**SOURCE DATA:**
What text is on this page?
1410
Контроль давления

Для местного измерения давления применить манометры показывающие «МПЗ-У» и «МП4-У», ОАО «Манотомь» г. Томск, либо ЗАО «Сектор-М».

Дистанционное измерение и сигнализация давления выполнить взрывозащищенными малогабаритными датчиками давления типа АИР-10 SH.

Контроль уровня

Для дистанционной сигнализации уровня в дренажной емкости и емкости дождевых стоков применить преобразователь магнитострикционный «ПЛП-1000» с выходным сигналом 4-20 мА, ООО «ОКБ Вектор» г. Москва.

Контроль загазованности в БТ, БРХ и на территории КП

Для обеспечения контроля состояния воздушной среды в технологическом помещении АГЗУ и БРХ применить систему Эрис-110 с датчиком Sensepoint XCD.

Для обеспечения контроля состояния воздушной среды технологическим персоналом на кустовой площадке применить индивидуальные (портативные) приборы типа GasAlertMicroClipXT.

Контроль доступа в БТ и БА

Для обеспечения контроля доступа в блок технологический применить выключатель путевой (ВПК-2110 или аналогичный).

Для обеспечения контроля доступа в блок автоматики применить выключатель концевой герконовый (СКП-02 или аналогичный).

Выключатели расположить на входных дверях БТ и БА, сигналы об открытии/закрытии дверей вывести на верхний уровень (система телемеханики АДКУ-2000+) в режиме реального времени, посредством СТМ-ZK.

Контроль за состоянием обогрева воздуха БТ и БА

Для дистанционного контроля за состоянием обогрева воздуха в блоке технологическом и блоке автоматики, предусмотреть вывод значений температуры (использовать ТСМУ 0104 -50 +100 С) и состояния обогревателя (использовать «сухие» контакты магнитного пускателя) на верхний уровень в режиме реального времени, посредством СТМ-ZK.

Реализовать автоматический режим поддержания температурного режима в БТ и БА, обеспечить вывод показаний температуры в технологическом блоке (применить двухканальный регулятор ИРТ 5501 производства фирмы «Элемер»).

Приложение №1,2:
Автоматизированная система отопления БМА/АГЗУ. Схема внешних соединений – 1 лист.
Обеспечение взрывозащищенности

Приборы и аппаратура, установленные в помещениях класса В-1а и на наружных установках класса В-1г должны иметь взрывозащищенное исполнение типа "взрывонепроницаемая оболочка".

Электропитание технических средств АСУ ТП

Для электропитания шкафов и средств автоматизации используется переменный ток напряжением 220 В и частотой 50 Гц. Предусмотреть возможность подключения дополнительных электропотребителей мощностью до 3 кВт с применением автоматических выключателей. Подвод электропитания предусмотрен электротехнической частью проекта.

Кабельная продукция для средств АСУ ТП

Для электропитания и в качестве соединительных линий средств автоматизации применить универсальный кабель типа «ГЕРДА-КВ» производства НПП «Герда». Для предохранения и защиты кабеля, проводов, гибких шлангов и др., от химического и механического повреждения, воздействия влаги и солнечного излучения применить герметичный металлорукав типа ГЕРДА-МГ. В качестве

**EXERCISE GOAL:**
Every entry must be retyped in full, exactly as given.

**ANSWER TO THE EXERCISE:**
What text is on this page?
1410
Контроль давления

Для местного измерения давления применить манометры показывающие «МПЗ-У» и «МП4-У», ОАО «Манотомь» г. Томск, либо ЗАО «Сектор-М».

Дистанционное измерение и сигнализация давления выполнить взрывозащищенными малогабаритными датчиками давления типа АИР-10 SH.

Контроль уровня

Для дистанционной сигнализации уровня в дренажной емкости и емкости дождевых стоков применить преобразователь магнитострикционный «ПЛП-1000» с выходным сигналом 4-20 мА, ООО «ОКБ Вектор» г. Москва.

Контроль загазованности в БТ, БРХ и на территории КП

Для обеспечения контроля состояния воздушной среды в технологическом помещении АГЗУ и БРХ применить систему Эрис-110 с датчиком Sensepoint XCD.

Для обеспечения контроля состояния воздушной среды технологическим персоналом на кустовой площадке применить индивидуальные (портативные) приборы типа GasAlertMicroClipXT.

Контроль доступа в БТ и БА

Для обеспечения контроля доступа в блок технологический применить выключатель путевой (ВПК-2110 или аналогичный).

Для обеспечения контроля доступа в блок автоматики применить выключатель концевой герконовый (СКП-02 или аналогичный).

Выключатели расположить на входных дверях БТ и БА, сигналы об открытии/закрытии дверей вывести на верхний уровень (система телемеханики АДКУ-2000+) в режиме реального времени, посредством СТМ-ZK.

Контроль за состоянием обогрева воздуха БТ и БА

Для дистанционного контроля за состоянием обогрева воздуха в блоке технологическом и блоке автоматики, предусмотреть вывод значений температуры (использовать ТСМУ 0104 -50 +100 С) и состояния обогревателя (использовать «сухие» контакты магнитного пускателя) на верхний уровень в режиме реального времени, посредством СТМ-ZK.

Реализовать автоматический режим поддержания температурного режима в БТ и БА, обеспечить вывод показаний температуры в технологическом блоке (применить двухканальный регулятор ИРТ 5501 производства фирмы «Элемер»).

Приложение №1,2:
Автоматизированная система отопления БМА/АГЗУ. Схема внешних соединений – 1 лист.
Обеспечение взрывозащищенности

Приборы и аппаратура, установленные в помещениях класса В-1а и на наружных установках класса В-1г должны иметь взрывозащищенное исполнение типа "взрывонепроницаемая оболочка".

Электропитание технических средств АСУ ТП

Для электропитания шкафов и средств автоматизации используется переменный ток напряжением 220 В и частотой 50 Гц. Предусмотреть возможность подключения дополнительных электропотребителей мощностью до 3 кВт с применением автоматических выключателей. Подвод электропитания предусмотрен электротехнической частью проекта.

Кабельная продукция для средств АСУ ТП

Для электропитания и в качестве соединительных линий средств автоматизации применить универсальный кабель типа «ГЕРДА-КВ» производства НПП «Герда». Для предохранения и защиты кабеля, проводов, гибких шлангов и др., от химического и механического повреждения, воздействия влаги и солнечного излучения применить герметичный металлорукав типа ГЕРДА-МГ. В качестве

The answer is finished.